WHAT YOU WILL DO: Please work out how many lines in the material contain "Ribbons" and give only that figure.

start THE DATA

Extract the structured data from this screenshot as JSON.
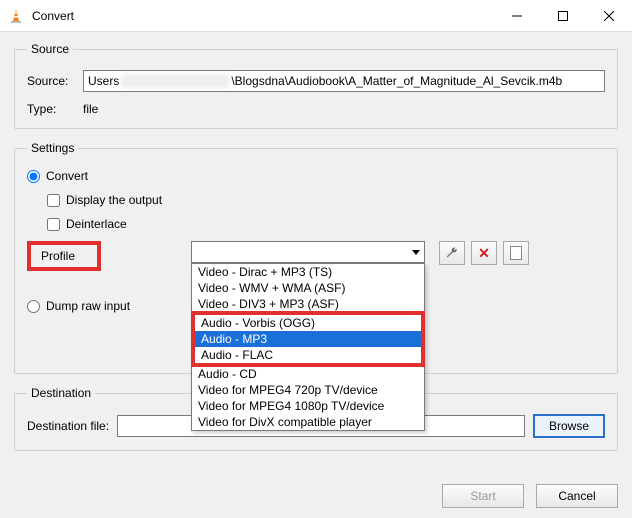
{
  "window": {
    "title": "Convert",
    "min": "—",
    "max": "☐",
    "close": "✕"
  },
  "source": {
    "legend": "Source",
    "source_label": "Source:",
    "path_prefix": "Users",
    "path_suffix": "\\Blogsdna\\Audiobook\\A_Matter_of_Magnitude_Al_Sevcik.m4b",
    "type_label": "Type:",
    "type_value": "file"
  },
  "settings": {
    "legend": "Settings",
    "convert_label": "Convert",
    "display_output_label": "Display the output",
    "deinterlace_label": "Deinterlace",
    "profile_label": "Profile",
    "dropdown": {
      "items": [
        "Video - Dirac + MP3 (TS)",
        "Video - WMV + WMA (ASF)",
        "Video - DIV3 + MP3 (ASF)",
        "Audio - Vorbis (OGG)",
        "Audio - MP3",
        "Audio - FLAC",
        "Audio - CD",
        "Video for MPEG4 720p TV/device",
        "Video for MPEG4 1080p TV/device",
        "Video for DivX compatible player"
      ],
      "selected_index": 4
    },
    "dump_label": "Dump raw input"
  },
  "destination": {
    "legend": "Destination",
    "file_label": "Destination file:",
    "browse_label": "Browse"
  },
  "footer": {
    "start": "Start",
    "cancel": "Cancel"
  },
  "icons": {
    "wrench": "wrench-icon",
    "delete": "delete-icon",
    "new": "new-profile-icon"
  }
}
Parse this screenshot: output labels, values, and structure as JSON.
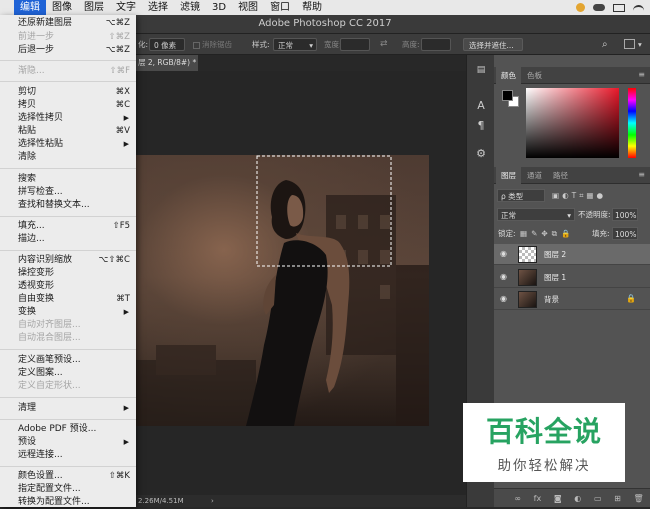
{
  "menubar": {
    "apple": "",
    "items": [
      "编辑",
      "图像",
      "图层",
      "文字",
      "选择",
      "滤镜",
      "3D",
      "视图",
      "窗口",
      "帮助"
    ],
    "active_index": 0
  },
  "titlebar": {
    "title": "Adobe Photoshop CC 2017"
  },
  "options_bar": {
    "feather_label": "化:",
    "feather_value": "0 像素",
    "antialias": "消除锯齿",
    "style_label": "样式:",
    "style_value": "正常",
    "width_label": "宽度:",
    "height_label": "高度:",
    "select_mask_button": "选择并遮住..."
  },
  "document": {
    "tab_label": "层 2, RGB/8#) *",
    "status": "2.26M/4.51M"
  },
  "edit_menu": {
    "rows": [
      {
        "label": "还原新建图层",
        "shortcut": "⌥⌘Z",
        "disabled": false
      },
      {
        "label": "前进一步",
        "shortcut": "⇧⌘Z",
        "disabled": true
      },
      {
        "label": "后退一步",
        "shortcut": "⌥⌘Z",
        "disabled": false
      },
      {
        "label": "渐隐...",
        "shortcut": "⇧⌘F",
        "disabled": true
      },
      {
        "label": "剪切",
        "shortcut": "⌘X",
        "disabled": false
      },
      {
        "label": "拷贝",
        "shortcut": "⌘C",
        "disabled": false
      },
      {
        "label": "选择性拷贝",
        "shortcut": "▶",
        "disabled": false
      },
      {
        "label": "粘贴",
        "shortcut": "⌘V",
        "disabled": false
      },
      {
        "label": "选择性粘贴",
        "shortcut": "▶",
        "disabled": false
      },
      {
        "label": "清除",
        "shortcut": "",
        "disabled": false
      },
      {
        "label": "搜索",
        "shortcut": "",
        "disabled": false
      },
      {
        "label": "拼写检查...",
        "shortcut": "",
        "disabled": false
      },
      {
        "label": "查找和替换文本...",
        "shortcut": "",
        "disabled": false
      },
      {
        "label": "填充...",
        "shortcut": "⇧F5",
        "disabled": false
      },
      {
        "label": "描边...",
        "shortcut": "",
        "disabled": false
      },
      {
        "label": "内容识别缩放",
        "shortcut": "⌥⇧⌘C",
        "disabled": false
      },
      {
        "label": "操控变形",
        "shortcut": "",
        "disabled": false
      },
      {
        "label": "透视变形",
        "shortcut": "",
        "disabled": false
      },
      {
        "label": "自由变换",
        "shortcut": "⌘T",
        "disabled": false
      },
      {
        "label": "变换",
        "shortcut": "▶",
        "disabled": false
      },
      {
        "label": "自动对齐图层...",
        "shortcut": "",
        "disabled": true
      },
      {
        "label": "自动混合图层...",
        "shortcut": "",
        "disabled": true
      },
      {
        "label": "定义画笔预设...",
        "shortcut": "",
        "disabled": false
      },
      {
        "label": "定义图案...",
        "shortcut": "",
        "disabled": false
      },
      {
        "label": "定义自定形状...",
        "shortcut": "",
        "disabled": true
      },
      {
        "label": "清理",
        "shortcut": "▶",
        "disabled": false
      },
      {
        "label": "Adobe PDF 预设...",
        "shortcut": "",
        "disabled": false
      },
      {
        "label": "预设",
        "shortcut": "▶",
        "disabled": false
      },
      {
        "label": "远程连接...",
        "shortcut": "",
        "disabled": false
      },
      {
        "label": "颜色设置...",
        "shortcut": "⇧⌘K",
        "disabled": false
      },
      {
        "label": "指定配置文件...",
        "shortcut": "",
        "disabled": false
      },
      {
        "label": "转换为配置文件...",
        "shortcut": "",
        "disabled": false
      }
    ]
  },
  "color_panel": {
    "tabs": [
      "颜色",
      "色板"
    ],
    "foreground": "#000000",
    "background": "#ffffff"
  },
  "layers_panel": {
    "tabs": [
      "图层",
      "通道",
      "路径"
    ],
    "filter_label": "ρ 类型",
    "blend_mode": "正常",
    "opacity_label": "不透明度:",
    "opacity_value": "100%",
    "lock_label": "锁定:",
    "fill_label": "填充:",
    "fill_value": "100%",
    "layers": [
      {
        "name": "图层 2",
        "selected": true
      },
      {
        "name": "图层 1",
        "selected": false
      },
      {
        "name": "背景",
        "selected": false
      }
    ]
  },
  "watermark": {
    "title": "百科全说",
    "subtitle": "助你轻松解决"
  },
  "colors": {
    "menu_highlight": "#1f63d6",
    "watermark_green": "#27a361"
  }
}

end THE DATA
start THE DATA

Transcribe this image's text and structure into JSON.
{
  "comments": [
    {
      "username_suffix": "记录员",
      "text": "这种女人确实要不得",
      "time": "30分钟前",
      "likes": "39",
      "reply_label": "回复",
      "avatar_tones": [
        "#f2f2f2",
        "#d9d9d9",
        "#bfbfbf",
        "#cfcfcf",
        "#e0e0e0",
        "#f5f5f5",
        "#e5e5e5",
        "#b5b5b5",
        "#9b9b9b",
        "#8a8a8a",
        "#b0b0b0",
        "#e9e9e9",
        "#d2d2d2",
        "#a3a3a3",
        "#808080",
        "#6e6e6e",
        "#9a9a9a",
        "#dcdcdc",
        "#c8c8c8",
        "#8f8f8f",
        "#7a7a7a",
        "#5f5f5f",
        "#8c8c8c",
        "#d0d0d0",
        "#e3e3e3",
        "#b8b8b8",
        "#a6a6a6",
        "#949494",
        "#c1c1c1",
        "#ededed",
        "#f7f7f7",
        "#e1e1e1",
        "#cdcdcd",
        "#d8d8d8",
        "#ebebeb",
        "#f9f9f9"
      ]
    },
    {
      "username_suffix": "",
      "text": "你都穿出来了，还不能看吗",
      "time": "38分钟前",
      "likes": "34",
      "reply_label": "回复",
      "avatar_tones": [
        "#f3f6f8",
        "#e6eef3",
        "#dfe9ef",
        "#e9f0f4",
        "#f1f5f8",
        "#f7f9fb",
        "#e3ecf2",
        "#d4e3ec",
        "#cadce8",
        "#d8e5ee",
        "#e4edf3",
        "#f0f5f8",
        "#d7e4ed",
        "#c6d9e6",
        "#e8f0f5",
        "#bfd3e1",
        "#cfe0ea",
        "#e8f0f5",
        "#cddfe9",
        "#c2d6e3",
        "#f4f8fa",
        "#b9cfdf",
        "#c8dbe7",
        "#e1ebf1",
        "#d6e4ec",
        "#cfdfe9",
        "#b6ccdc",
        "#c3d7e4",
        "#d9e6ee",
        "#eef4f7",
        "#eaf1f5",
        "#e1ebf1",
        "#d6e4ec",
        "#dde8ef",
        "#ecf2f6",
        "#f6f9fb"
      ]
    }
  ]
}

end THE DATA
start THE DATA

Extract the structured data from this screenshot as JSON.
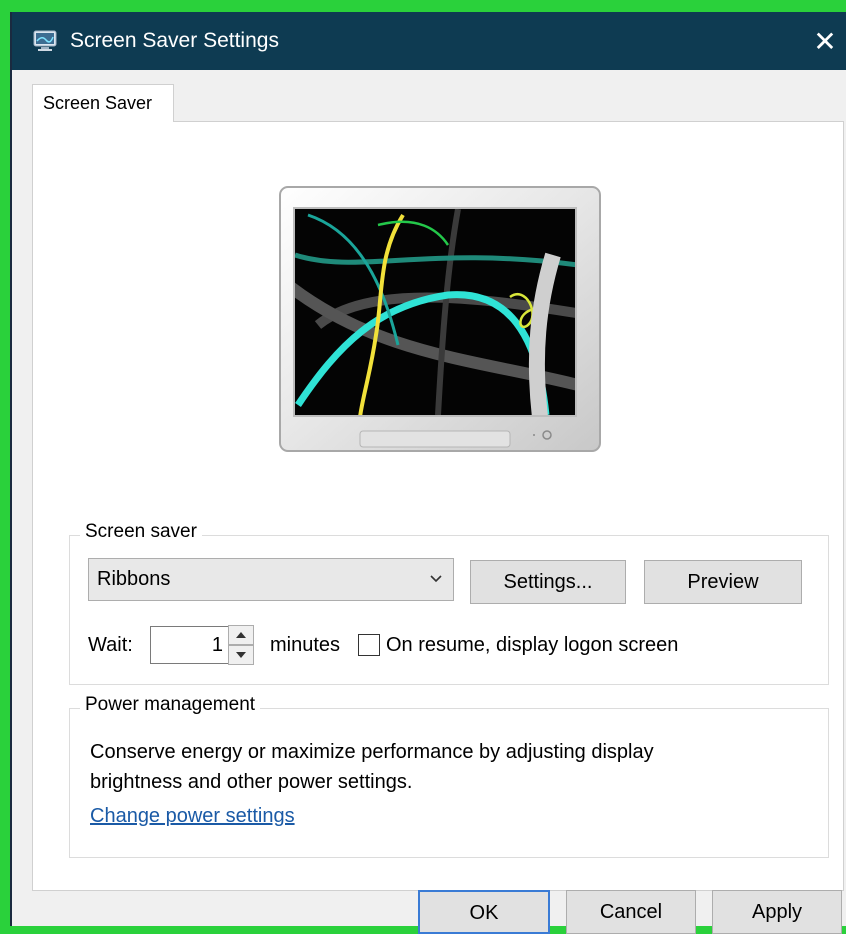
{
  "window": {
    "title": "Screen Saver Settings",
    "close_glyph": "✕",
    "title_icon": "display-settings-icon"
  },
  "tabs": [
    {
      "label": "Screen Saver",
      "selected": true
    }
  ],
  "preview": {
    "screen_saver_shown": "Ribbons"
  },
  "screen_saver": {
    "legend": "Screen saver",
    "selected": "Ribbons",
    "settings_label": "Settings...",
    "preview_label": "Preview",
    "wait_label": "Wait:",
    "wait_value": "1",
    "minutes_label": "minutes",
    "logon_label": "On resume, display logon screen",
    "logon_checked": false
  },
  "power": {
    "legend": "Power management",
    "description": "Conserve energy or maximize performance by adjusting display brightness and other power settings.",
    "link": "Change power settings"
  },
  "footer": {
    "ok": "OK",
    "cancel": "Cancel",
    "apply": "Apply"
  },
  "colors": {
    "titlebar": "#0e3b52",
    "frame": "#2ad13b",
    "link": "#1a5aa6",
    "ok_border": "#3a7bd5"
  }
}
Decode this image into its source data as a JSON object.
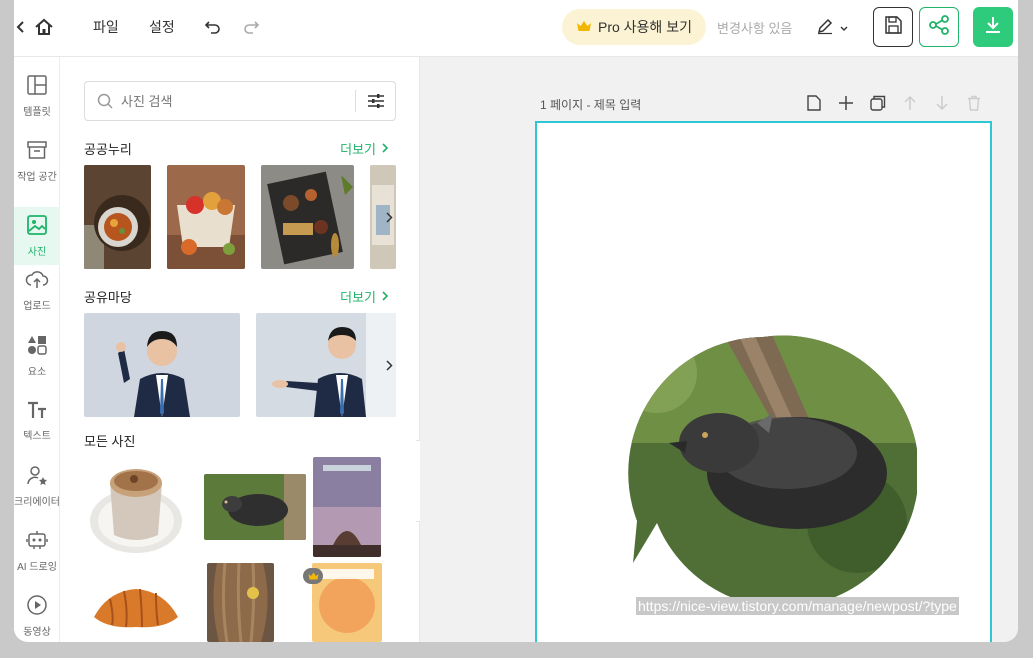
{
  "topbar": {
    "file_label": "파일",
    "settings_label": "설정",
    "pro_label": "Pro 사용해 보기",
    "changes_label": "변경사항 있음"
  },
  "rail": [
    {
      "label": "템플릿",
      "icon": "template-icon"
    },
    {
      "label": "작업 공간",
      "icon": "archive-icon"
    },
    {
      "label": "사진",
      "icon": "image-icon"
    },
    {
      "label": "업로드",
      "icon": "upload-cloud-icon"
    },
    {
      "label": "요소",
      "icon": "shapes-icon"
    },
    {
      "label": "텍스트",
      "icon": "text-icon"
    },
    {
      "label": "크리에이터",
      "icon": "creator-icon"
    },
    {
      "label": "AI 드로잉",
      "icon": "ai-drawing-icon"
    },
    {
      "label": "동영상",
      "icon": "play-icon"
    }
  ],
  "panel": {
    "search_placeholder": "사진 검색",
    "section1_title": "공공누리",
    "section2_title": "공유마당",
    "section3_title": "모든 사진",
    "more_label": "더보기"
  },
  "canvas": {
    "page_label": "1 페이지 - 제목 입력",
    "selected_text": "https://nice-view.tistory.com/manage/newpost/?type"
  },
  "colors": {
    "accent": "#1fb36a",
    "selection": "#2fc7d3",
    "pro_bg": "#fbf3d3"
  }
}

end THE DATA

ANSWER TO THE TASK: 2